(Figure data in JSON)
· · ·
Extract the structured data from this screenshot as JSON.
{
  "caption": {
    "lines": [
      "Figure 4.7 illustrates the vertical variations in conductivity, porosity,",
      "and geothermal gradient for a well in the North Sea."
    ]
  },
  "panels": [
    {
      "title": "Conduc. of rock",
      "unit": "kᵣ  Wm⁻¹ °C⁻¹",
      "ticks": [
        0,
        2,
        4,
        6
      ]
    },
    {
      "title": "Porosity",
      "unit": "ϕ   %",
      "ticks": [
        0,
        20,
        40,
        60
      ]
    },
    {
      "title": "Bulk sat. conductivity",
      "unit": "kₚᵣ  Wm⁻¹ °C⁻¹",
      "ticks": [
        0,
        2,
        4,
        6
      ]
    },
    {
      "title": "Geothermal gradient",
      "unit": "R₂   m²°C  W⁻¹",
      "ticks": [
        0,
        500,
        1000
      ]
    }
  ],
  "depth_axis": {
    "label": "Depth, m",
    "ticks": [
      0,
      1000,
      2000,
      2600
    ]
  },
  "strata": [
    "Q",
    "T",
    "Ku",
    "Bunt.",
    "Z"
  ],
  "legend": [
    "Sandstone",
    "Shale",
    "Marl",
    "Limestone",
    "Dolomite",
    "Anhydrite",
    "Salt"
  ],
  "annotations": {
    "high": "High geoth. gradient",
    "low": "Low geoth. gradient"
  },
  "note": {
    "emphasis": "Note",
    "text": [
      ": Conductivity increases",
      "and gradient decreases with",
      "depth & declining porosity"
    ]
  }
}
· · ·
*GOAL*. All of the lines above need to be given again exactly.

*SOLUTION FOR THIS PROBLEM*.
Extract the structured data from this screenshot as JSON.
{
  "caption": {
    "lines": [
      "Figure 4.7 illustrates the vertical variations in conductivity, porosity,",
      "and geothermal gradient for a well in the North Sea."
    ]
  },
  "panels": [
    {
      "title": "Conduc. of rock",
      "unit": "kᵣ  Wm⁻¹ °C⁻¹",
      "ticks": [
        0,
        2,
        4,
        6
      ]
    },
    {
      "title": "Porosity",
      "unit": "ϕ   %",
      "ticks": [
        0,
        20,
        40,
        60
      ]
    },
    {
      "title": "Bulk sat. conductivity",
      "unit": "kₚᵣ  Wm⁻¹ °C⁻¹",
      "ticks": [
        0,
        2,
        4,
        6
      ]
    },
    {
      "title": "Geothermal gradient",
      "unit": "R₂   m²°C  W⁻¹",
      "ticks": [
        0,
        500,
        1000
      ]
    }
  ],
  "depth_axis": {
    "label": "Depth, m",
    "ticks": [
      0,
      1000,
      2000,
      2600
    ]
  },
  "strata": [
    "Q",
    "T",
    "Ku",
    "Bunt.",
    "Z"
  ],
  "legend": [
    "Sandstone",
    "Shale",
    "Marl",
    "Limestone",
    "Dolomite",
    "Anhydrite",
    "Salt"
  ],
  "annotations": {
    "high": "High geoth. gradient",
    "low": "Low geoth. gradient"
  },
  "note": {
    "emphasis": "Note",
    "text": [
      ": Conductivity increases",
      "and gradient decreases with",
      "depth & declining porosity"
    ]
  }
}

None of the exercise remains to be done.